### [THE REQUEST]
Retype everything in the listing, leaving each line exactly as it is.
========================================
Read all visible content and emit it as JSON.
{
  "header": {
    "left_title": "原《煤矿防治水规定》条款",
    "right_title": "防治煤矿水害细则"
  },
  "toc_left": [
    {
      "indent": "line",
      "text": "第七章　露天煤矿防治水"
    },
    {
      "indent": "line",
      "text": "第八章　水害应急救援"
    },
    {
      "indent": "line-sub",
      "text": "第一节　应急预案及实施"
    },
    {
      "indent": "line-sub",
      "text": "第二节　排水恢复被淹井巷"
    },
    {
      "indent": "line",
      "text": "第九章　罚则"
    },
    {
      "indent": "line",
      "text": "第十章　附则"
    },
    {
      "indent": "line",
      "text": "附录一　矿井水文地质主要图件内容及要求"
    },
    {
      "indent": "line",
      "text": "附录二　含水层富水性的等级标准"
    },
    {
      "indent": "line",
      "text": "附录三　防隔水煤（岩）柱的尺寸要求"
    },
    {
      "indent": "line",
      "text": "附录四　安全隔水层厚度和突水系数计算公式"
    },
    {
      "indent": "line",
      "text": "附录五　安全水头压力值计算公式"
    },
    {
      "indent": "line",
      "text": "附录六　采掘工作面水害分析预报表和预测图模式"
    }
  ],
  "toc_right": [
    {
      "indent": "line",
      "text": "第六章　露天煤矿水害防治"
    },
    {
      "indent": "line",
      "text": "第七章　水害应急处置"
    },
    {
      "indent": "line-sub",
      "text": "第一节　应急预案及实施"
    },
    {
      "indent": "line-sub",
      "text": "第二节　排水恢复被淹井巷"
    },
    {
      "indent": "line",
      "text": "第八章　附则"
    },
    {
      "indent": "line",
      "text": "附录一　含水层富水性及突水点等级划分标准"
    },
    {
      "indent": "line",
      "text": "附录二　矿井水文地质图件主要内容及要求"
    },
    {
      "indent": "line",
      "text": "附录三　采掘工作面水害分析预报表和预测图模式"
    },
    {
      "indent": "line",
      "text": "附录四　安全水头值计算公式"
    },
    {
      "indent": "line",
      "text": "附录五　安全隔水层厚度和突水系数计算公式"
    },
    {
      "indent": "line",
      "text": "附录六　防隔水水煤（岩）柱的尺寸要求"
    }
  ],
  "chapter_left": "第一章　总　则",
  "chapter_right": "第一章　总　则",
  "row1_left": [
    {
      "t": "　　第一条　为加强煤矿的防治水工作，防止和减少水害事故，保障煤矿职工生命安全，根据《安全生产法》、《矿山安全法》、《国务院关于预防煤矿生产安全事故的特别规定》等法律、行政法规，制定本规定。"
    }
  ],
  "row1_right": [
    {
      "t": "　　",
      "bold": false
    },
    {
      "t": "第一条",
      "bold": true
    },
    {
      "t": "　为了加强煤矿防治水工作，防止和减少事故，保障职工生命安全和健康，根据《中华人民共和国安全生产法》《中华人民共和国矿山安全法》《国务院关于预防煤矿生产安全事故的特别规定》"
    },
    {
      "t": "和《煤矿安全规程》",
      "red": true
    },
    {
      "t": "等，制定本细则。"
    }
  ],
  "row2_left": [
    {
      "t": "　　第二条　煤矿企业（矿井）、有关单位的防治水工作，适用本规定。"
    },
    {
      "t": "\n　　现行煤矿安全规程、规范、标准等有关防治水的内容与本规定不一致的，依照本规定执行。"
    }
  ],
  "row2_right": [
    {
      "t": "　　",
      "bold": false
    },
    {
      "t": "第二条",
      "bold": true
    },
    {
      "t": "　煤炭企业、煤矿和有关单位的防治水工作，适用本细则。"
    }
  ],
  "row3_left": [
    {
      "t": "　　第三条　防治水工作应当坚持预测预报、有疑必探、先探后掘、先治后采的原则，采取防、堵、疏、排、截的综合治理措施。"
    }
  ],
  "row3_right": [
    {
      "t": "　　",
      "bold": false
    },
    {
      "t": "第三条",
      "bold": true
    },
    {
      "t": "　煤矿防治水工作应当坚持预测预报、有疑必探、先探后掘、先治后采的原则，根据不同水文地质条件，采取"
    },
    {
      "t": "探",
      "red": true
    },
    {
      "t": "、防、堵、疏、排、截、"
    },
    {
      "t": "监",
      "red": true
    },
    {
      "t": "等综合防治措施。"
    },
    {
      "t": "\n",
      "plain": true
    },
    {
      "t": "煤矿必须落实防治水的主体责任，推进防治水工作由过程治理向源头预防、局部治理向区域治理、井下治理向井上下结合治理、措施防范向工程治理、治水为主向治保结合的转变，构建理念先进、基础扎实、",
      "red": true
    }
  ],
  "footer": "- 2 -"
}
========================================
### [ANSWER FOR THE TASK]
Read all visible content and emit it as JSON.
{
  "header": {
    "left_title": "原《煤矿防治水规定》条款",
    "right_title": "防治煤矿水害细则"
  },
  "toc_left": [
    {
      "indent": "line",
      "text": "第七章　露天煤矿防治水"
    },
    {
      "indent": "line",
      "text": "第八章　水害应急救援"
    },
    {
      "indent": "line-sub",
      "text": "第一节　应急预案及实施"
    },
    {
      "indent": "line-sub",
      "text": "第二节　排水恢复被淹井巷"
    },
    {
      "indent": "line",
      "text": "第九章　罚则"
    },
    {
      "indent": "line",
      "text": "第十章　附则"
    },
    {
      "indent": "line",
      "text": "附录一　矿井水文地质主要图件内容及要求"
    },
    {
      "indent": "line",
      "text": "附录二　含水层富水性的等级标准"
    },
    {
      "indent": "line",
      "text": "附录三　防隔水煤（岩）柱的尺寸要求"
    },
    {
      "indent": "line",
      "text": "附录四　安全隔水层厚度和突水系数计算公式"
    },
    {
      "indent": "line",
      "text": "附录五　安全水头压力值计算公式"
    },
    {
      "indent": "line",
      "text": "附录六　采掘工作面水害分析预报表和预测图模式"
    }
  ],
  "toc_right": [
    {
      "indent": "line",
      "text": "第六章　露天煤矿水害防治"
    },
    {
      "indent": "line",
      "text": "第七章　水害应急处置"
    },
    {
      "indent": "line-sub",
      "text": "第一节　应急预案及实施"
    },
    {
      "indent": "line-sub",
      "text": "第二节　排水恢复被淹井巷"
    },
    {
      "indent": "line",
      "text": "第八章　附则"
    },
    {
      "indent": "line",
      "text": "附录一　含水层富水性及突水点等级划分标准"
    },
    {
      "indent": "line",
      "text": "附录二　矿井水文地质图件主要内容及要求"
    },
    {
      "indent": "line",
      "text": "附录三　采掘工作面水害分析预报表和预测图模式"
    },
    {
      "indent": "line",
      "text": "附录四　安全水头值计算公式"
    },
    {
      "indent": "line",
      "text": "附录五　安全隔水层厚度和突水系数计算公式"
    },
    {
      "indent": "line",
      "text": "附录六　防隔水水煤（岩）柱的尺寸要求"
    }
  ],
  "chapter_left": "第一章　总　则",
  "chapter_right": "第一章　总　则",
  "row1_left": [
    {
      "t": "　　第一条　为加强煤矿的防治水工作，防止和减少水害事故，保障煤矿职工生命安全，根据《安全生产法》、《矿山安全法》、《国务院关于预防煤矿生产安全事故的特别规定》等法律、行政法规，制定本规定。"
    }
  ],
  "row1_right": [
    {
      "t": "　　",
      "bold": false
    },
    {
      "t": "第一条",
      "bold": true
    },
    {
      "t": "　为了加强煤矿防治水工作，防止和减少事故，保障职工生命安全和健康，根据《中华人民共和国安全生产法》《中华人民共和国矿山安全法》《国务院关于预防煤矿生产安全事故的特别规定》"
    },
    {
      "t": "和《煤矿安全规程》",
      "red": true
    },
    {
      "t": "等，制定本细则。"
    }
  ],
  "row2_left": [
    {
      "t": "　　第二条　煤矿企业（矿井）、有关单位的防治水工作，适用本规定。"
    },
    {
      "t": "\n　　现行煤矿安全规程、规范、标准等有关防治水的内容与本规定不一致的，依照本规定执行。"
    }
  ],
  "row2_right": [
    {
      "t": "　　",
      "bold": false
    },
    {
      "t": "第二条",
      "bold": true
    },
    {
      "t": "　煤炭企业、煤矿和有关单位的防治水工作，适用本细则。"
    }
  ],
  "row3_left": [
    {
      "t": "　　第三条　防治水工作应当坚持预测预报、有疑必探、先探后掘、先治后采的原则，采取防、堵、疏、排、截的综合治理措施。"
    }
  ],
  "row3_right": [
    {
      "t": "　　",
      "bold": false
    },
    {
      "t": "第三条",
      "bold": true
    },
    {
      "t": "　煤矿防治水工作应当坚持预测预报、有疑必探、先探后掘、先治后采的原则，根据不同水文地质条件，采取"
    },
    {
      "t": "探",
      "red": true
    },
    {
      "t": "、防、堵、疏、排、截、"
    },
    {
      "t": "监",
      "red": true
    },
    {
      "t": "等综合防治措施。"
    },
    {
      "t": "\n",
      "plain": true
    },
    {
      "t": "煤矿必须落实防治水的主体责任，推进防治水工作由过程治理向源头预防、局部治理向区域治理、井下治理向井上下结合治理、措施防范向工程治理、治水为主向治保结合的转变，构建理念先进、基础扎实、",
      "red": true
    }
  ],
  "footer": "- 2 -"
}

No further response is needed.